### [YOUR OBJECTIVE]
What follows is a block of records; reproduce all of it verbatim.

### [RECORD SET]
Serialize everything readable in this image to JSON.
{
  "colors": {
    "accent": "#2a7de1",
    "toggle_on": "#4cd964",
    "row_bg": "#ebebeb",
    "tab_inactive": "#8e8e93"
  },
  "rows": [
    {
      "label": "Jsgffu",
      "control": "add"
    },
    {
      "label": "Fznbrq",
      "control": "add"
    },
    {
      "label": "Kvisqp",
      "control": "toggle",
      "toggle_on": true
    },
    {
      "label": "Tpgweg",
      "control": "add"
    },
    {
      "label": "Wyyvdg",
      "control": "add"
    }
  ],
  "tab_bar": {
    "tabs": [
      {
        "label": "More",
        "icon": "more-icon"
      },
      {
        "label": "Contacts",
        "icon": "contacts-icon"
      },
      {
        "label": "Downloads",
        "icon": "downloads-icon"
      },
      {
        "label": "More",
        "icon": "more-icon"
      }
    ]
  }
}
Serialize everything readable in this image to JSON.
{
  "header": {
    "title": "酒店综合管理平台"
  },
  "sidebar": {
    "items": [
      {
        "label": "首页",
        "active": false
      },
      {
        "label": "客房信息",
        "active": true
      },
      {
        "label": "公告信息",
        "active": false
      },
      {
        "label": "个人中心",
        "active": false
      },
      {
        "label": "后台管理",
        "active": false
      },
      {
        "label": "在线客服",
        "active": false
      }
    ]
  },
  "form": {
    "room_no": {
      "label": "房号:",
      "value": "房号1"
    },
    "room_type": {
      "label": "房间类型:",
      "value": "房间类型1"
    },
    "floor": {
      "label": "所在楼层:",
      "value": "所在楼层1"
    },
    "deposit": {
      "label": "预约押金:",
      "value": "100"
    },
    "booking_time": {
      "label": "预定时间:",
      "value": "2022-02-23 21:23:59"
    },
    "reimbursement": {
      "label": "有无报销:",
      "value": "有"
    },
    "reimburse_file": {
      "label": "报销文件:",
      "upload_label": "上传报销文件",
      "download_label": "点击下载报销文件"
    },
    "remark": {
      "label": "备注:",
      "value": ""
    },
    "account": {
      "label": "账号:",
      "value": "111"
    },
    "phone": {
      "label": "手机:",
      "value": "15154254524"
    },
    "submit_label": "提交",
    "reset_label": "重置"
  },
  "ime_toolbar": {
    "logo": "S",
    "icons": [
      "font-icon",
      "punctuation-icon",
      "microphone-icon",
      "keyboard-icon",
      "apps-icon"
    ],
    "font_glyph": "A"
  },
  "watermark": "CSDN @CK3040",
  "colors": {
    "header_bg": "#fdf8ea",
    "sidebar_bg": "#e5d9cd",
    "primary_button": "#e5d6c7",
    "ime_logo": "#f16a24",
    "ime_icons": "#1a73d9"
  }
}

### [THE ANSWER]
Serialize everything readable in this image to JSON.
{
  "colors": {
    "accent": "#2a7de1",
    "toggle_on": "#4cd964",
    "row_bg": "#ebebeb",
    "tab_inactive": "#8e8e93"
  },
  "rows": [
    {
      "label": "Jsgffu",
      "control": "add"
    },
    {
      "label": "Fznbrq",
      "control": "add"
    },
    {
      "label": "Kvisqp",
      "control": "toggle",
      "toggle_on": true
    },
    {
      "label": "Tpgweg",
      "control": "add"
    },
    {
      "label": "Wyyvdg",
      "control": "add"
    }
  ],
  "tab_bar": {
    "tabs": [
      {
        "label": "More",
        "icon": "more-icon"
      },
      {
        "label": "Contacts",
        "icon": "contacts-icon"
      },
      {
        "label": "Downloads",
        "icon": "downloads-icon"
      },
      {
        "label": "More",
        "icon": "more-icon"
      }
    ]
  }
}
Serialize everything readable in this image to JSON.
{
  "header": {
    "title": "酒店综合管理平台"
  },
  "sidebar": {
    "items": [
      {
        "label": "首页",
        "active": false
      },
      {
        "label": "客房信息",
        "active": true
      },
      {
        "label": "公告信息",
        "active": false
      },
      {
        "label": "个人中心",
        "active": false
      },
      {
        "label": "后台管理",
        "active": false
      },
      {
        "label": "在线客服",
        "active": false
      }
    ]
  },
  "form": {
    "room_no": {
      "label": "房号:",
      "value": "房号1"
    },
    "room_type": {
      "label": "房间类型:",
      "value": "房间类型1"
    },
    "floor": {
      "label": "所在楼层:",
      "value": "所在楼层1"
    },
    "deposit": {
      "label": "预约押金:",
      "value": "100"
    },
    "booking_time": {
      "label": "预定时间:",
      "value": "2022-02-23 21:23:59"
    },
    "reimbursement": {
      "label": "有无报销:",
      "value": "有"
    },
    "reimburse_file": {
      "label": "报销文件:",
      "upload_label": "上传报销文件",
      "download_label": "点击下载报销文件"
    },
    "remark": {
      "label": "备注:",
      "value": ""
    },
    "account": {
      "label": "账号:",
      "value": "111"
    },
    "phone": {
      "label": "手机:",
      "value": "15154254524"
    },
    "submit_label": "提交",
    "reset_label": "重置"
  },
  "ime_toolbar": {
    "logo": "S",
    "icons": [
      "font-icon",
      "punctuation-icon",
      "microphone-icon",
      "keyboard-icon",
      "apps-icon"
    ],
    "font_glyph": "A"
  },
  "watermark": "CSDN @CK3040",
  "colors": {
    "header_bg": "#fdf8ea",
    "sidebar_bg": "#e5d9cd",
    "primary_button": "#e5d6c7",
    "ime_logo": "#f16a24",
    "ime_icons": "#1a73d9"
  }
}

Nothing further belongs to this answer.